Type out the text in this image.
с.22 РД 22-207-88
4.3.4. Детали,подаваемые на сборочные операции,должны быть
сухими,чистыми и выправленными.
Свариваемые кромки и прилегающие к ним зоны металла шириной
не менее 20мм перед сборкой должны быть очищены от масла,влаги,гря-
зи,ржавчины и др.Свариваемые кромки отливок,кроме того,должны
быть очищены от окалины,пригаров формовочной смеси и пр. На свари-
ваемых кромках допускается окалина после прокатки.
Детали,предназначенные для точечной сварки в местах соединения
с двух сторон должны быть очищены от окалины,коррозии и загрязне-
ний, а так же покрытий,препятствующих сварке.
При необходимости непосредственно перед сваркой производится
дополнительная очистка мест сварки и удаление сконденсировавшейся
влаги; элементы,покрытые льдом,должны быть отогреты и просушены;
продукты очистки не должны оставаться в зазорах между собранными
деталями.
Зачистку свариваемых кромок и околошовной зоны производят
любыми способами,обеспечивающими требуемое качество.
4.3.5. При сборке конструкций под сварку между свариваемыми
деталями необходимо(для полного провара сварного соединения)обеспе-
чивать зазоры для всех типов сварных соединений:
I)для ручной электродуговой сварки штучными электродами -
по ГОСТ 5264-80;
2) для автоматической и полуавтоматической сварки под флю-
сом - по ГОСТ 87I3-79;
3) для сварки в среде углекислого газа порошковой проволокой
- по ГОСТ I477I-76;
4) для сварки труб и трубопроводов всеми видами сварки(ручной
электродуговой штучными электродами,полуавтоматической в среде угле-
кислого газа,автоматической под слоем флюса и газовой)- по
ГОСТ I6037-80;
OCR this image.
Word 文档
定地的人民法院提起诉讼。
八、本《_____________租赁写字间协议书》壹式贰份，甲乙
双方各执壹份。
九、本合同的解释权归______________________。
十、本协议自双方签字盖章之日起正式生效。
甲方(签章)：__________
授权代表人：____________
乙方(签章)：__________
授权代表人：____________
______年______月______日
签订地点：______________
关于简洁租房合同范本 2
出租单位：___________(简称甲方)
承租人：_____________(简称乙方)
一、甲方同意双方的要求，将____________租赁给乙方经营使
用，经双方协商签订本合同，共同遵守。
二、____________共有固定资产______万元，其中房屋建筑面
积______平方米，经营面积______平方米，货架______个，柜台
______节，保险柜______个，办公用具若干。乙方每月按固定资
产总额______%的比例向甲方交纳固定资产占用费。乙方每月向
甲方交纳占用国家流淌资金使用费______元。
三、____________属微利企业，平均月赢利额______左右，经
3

^^^^^^^^

Repeat all the entries exactly as given.

(The result)
Type out the text in this image.
с.22 РД 22-207-88
4.3.4. Детали,подаваемые на сборочные операции,должны быть
сухими,чистыми и выправленными.
Свариваемые кромки и прилегающие к ним зоны металла шириной
не менее 20мм перед сборкой должны быть очищены от масла,влаги,гря-
зи,ржавчины и др.Свариваемые кромки отливок,кроме того,должны
быть очищены от окалины,пригаров формовочной смеси и пр. На свари-
ваемых кромках допускается окалина после прокатки.
Детали,предназначенные для точечной сварки в местах соединения
с двух сторон должны быть очищены от окалины,коррозии и загрязне-
ний, а так же покрытий,препятствующих сварке.
При необходимости непосредственно перед сваркой производится
дополнительная очистка мест сварки и удаление сконденсировавшейся
влаги; элементы,покрытые льдом,должны быть отогреты и просушены;
продукты очистки не должны оставаться в зазорах между собранными
деталями.
Зачистку свариваемых кромок и околошовной зоны производят
любыми способами,обеспечивающими требуемое качество.
4.3.5. При сборке конструкций под сварку между свариваемыми
деталями необходимо(для полного провара сварного соединения)обеспе-
чивать зазоры для всех типов сварных соединений:
I)для ручной электродуговой сварки штучными электродами -
по ГОСТ 5264-80;
2) для автоматической и полуавтоматической сварки под флю-
сом - по ГОСТ 87I3-79;
3) для сварки в среде углекислого газа порошковой проволокой
- по ГОСТ I477I-76;
4) для сварки труб и трубопроводов всеми видами сварки(ручной
электродуговой штучными электродами,полуавтоматической в среде угле-
кислого газа,автоматической под слоем флюса и газовой)- по
ГОСТ I6037-80;
OCR this image.
Word 文档
定地的人民法院提起诉讼。
八、本《_____________租赁写字间协议书》壹式贰份，甲乙
双方各执壹份。
九、本合同的解释权归______________________。
十、本协议自双方签字盖章之日起正式生效。
甲方(签章)：__________
授权代表人：____________
乙方(签章)：__________
授权代表人：____________
______年______月______日
签订地点：______________
关于简洁租房合同范本 2
出租单位：___________(简称甲方)
承租人：_____________(简称乙方)
一、甲方同意双方的要求，将____________租赁给乙方经营使
用，经双方协商签订本合同，共同遵守。
二、____________共有固定资产______万元，其中房屋建筑面
积______平方米，经营面积______平方米，货架______个，柜台
______节，保险柜______个，办公用具若干。乙方每月按固定资
产总额______%的比例向甲方交纳固定资产占用费。乙方每月向
甲方交纳占用国家流淌资金使用费______元。
三、____________属微利企业，平均月赢利额______左右，经
3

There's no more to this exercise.